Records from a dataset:
┌──
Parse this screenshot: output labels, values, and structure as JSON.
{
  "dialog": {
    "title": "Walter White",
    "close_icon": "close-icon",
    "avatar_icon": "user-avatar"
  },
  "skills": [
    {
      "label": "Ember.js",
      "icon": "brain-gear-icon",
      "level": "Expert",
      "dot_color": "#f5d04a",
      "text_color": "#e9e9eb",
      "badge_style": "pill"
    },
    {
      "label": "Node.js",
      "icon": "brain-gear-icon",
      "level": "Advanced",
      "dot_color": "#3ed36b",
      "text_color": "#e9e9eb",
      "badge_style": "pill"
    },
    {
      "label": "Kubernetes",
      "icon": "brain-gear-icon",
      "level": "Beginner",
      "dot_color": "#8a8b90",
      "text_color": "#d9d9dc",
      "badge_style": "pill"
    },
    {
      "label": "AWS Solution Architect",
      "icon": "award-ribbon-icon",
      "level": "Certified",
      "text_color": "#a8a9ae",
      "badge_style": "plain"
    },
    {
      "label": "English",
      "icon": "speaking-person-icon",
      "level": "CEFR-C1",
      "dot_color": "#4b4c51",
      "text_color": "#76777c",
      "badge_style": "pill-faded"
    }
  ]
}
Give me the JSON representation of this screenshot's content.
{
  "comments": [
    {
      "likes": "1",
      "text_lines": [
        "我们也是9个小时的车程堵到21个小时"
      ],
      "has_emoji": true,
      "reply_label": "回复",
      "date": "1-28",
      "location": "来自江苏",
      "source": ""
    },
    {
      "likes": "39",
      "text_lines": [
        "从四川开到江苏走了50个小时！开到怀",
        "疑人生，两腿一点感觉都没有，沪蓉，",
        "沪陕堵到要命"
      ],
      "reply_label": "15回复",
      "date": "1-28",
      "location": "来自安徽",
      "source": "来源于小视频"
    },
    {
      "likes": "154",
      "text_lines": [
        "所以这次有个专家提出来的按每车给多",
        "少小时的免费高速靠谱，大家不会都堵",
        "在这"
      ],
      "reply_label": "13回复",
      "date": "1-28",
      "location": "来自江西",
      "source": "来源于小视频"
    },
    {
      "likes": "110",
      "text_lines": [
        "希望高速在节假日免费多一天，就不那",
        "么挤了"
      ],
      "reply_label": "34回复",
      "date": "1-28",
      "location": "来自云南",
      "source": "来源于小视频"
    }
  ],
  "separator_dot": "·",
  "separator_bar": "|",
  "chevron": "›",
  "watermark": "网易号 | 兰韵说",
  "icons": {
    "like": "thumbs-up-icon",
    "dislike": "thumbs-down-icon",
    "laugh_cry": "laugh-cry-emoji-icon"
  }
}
└──
SHORT EXERCISE: Return only those lines of the records that contain the string "location".

WRITTEN SOLUTION:
      "location": "来自江苏",
      "location": "来自安徽",
      "location": "来自江西",
      "location": "来自云南",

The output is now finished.